### Set problem:
Skip every picture and transcribe the remaining material exactly.

[Stored records]
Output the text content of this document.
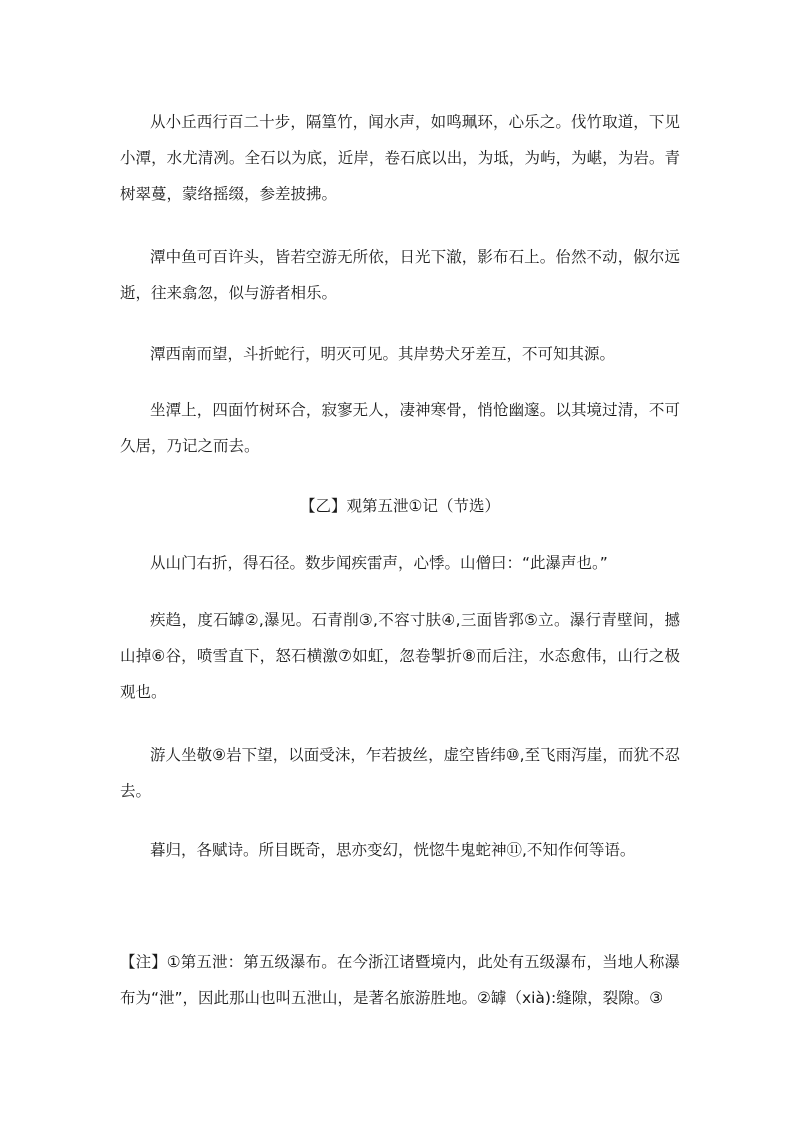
从小丘西行百二十步，隔篁竹，闻水声，如鸣珮环，心乐之。伐竹取道，下见小潭，水尤清冽。全石以为底，近岸，卷石底以出，为坻，为屿，为嵁，为岩。青树翠蔓，蒙络摇缀，参差披拂。

潭中鱼可百许头，皆若空游无所依，日光下澈，影布石上。佁然不动，俶尔远逝，往来翕忽，似与游者相乐。

潭西南而望，斗折蛇行，明灭可见。其岸势犬牙差互，不可知其源。

坐潭上，四面竹树环合，寂寥无人，凄神寒骨，悄怆幽邃。以其境过清，不可久居，乃记之而去。

【乙】观第五泄①记（节选）

从山门右折，得石径。数步闻疾雷声，心悸。山僧曰：“此瀑声也。”

疾趋，度石罅②,瀑见。石青削③,不容寸肤④,三面皆郛⑤立。瀑行青壁间，撼山掉⑥谷，喷雪直下，怒石横激⑦如虹，忽卷掣折⑧而后注，水态愈伟，山行之极观也。

游人坐敬⑨岩下望，以面受沫，乍若披丝，虚空皆纬⑩,至飞雨泻崖，而犹不忍去。

暮归，各赋诗。所目既奇，思亦变幻，恍惚牛鬼蛇神⑪,不知作何等语。

【注】①第五泄：第五级瀑布。在今浙江诸暨境内，此处有五级瀑布，当地人称瀑布为“泄”，因此那山也叫五泄山，是著名旅游胜地。②罅（xià):缝隙，裂隙。③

### Finished task:
Output the text content of this document.
从小丘西行百二十步，隔篁竹，闻水声，如鸣珮环，心乐之。伐竹取道，下见小潭，水尤清冽。全石以为底，近岸，卷石底以出，为坻，为屿，为嵁，为岩。青树翠蔓，蒙络摇缀，参差披拂。

潭中鱼可百许头，皆若空游无所依，日光下澈，影布石上。佁然不动，俶尔远逝，往来翕忽，似与游者相乐。

潭西南而望，斗折蛇行，明灭可见。其岸势犬牙差互，不可知其源。

坐潭上，四面竹树环合，寂寥无人，凄神寒骨，悄怆幽邃。以其境过清，不可久居，乃记之而去。

【乙】观第五泄①记（节选）

从山门右折，得石径。数步闻疾雷声，心悸。山僧曰：“此瀑声也。”

疾趋，度石罅②,瀑见。石青削③,不容寸肤④,三面皆郛⑤立。瀑行青壁间，撼山掉⑥谷，喷雪直下，怒石横激⑦如虹，忽卷掣折⑧而后注，水态愈伟，山行之极观也。

游人坐敬⑨岩下望，以面受沫，乍若披丝，虚空皆纬⑩,至飞雨泻崖，而犹不忍去。

暮归，各赋诗。所目既奇，思亦变幻，恍惚牛鬼蛇神⑪,不知作何等语。

【注】①第五泄：第五级瀑布。在今浙江诸暨境内，此处有五级瀑布，当地人称瀑布为“泄”，因此那山也叫五泄山，是著名旅游胜地。②罅（xià):缝隙，裂隙。③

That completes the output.